■ **WORK REQUIRED**
Can you output the material exactly as written, minus any pictures it holds?
══════════
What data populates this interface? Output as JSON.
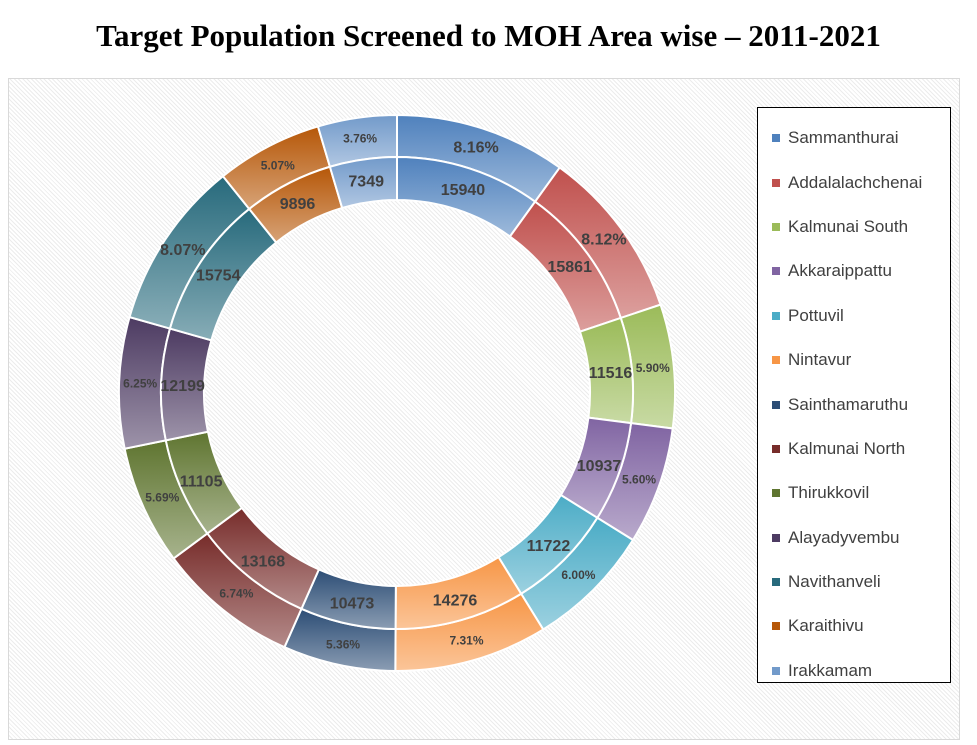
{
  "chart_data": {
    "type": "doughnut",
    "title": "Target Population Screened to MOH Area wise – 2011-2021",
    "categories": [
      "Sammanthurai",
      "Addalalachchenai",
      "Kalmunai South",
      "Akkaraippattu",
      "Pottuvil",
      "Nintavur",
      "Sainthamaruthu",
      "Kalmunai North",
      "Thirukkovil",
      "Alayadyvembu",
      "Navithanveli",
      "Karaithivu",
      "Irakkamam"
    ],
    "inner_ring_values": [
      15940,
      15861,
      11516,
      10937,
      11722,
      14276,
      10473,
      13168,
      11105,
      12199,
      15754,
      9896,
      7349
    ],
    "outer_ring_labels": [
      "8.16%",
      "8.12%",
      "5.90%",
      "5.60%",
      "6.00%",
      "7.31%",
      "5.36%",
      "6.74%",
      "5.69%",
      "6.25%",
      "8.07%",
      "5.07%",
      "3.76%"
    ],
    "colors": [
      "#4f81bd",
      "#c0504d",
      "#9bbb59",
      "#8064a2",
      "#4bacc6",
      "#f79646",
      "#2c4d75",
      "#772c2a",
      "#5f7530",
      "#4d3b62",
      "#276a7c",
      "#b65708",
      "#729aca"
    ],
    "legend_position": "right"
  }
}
══════════
■ **THE RESPONSE**
What data populates this interface? Output as JSON.
{
  "chart_data": {
    "type": "doughnut",
    "title": "Target Population Screened to MOH Area wise – 2011-2021",
    "categories": [
      "Sammanthurai",
      "Addalalachchenai",
      "Kalmunai South",
      "Akkaraippattu",
      "Pottuvil",
      "Nintavur",
      "Sainthamaruthu",
      "Kalmunai North",
      "Thirukkovil",
      "Alayadyvembu",
      "Navithanveli",
      "Karaithivu",
      "Irakkamam"
    ],
    "inner_ring_values": [
      15940,
      15861,
      11516,
      10937,
      11722,
      14276,
      10473,
      13168,
      11105,
      12199,
      15754,
      9896,
      7349
    ],
    "outer_ring_labels": [
      "8.16%",
      "8.12%",
      "5.90%",
      "5.60%",
      "6.00%",
      "7.31%",
      "5.36%",
      "6.74%",
      "5.69%",
      "6.25%",
      "8.07%",
      "5.07%",
      "3.76%"
    ],
    "colors": [
      "#4f81bd",
      "#c0504d",
      "#9bbb59",
      "#8064a2",
      "#4bacc6",
      "#f79646",
      "#2c4d75",
      "#772c2a",
      "#5f7530",
      "#4d3b62",
      "#276a7c",
      "#b65708",
      "#729aca"
    ],
    "legend_position": "right"
  }
}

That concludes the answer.